§ WHAT TO PRODUCE
Of all the lines in these entries, how many contain the string "this"? Give only that count.

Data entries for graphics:
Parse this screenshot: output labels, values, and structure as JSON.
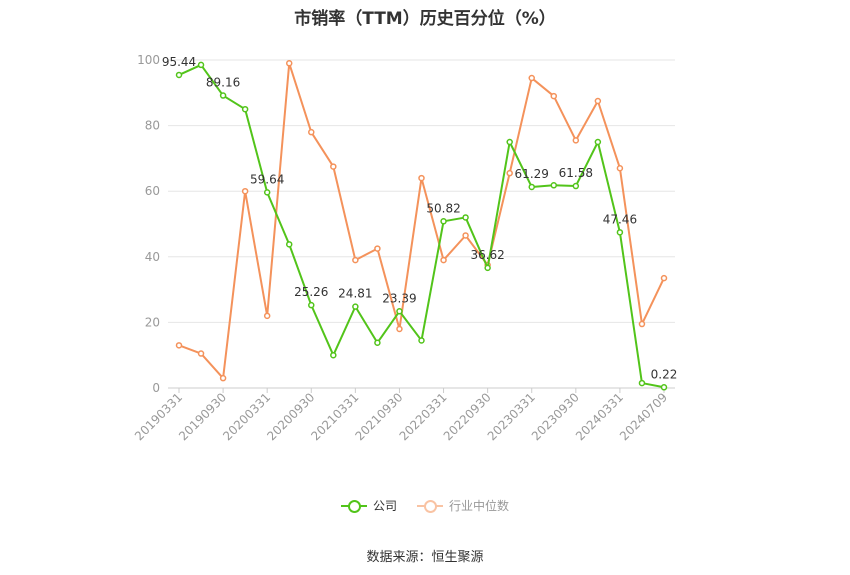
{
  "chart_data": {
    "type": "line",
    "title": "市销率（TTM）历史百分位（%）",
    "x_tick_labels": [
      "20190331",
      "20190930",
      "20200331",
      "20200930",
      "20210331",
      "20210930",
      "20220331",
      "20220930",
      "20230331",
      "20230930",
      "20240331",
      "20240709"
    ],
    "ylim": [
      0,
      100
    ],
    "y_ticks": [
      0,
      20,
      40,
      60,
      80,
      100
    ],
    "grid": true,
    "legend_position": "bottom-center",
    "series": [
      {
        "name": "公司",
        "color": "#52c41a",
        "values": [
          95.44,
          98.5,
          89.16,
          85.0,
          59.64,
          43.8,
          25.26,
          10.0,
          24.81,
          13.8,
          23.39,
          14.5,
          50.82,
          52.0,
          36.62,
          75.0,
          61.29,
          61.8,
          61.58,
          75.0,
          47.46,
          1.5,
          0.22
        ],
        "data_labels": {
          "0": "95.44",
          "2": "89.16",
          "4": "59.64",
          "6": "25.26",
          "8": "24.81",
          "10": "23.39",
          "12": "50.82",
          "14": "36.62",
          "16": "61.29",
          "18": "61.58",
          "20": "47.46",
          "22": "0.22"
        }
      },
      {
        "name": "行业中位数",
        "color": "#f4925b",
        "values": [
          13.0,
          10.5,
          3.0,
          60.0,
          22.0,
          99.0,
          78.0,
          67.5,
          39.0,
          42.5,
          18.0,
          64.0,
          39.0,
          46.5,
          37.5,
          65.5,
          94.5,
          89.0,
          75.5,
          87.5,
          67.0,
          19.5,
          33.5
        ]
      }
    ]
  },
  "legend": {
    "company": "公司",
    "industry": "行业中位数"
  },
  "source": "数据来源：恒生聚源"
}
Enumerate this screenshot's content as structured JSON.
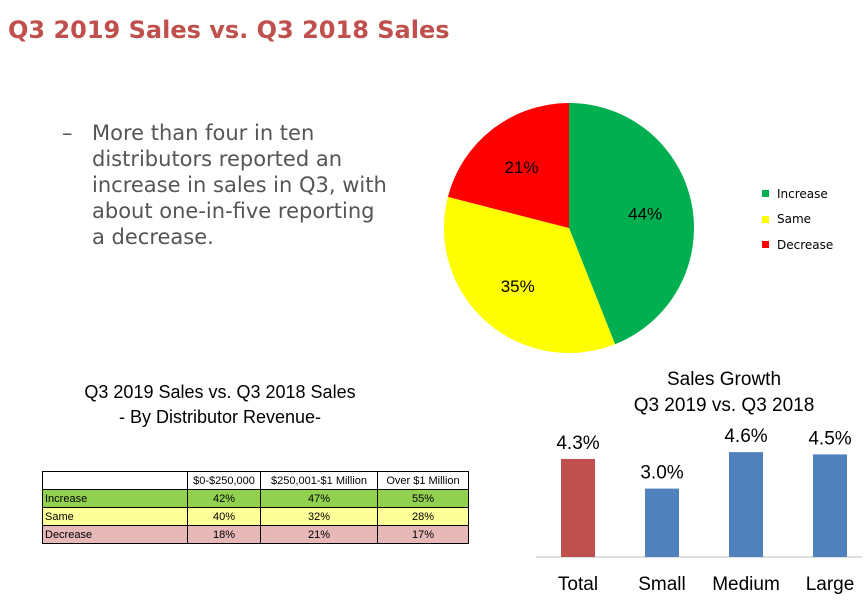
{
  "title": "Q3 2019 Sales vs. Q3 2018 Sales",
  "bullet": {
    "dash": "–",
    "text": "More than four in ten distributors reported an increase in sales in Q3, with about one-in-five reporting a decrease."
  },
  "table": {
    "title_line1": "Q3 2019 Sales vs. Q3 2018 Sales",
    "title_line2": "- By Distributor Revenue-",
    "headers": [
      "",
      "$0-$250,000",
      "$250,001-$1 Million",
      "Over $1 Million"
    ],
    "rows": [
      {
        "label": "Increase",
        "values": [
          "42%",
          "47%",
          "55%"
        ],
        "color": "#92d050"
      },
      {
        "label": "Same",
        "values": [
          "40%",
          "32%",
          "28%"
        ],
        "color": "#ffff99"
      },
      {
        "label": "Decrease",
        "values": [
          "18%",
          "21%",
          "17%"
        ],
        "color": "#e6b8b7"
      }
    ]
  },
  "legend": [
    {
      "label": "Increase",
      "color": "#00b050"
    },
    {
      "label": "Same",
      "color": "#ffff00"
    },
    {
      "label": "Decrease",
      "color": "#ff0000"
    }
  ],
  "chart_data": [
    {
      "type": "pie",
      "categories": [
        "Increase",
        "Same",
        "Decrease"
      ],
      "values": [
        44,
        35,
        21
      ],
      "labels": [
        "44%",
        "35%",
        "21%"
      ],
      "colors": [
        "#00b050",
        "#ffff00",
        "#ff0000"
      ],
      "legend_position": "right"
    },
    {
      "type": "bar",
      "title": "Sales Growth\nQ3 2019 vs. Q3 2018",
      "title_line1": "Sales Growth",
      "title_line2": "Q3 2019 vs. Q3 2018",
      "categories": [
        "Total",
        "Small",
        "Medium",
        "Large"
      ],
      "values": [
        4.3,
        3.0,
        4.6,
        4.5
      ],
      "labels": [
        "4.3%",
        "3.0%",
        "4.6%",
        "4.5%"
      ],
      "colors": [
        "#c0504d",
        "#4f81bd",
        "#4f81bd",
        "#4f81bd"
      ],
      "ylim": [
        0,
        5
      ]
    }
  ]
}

§ EXERCISE OUTPUT
2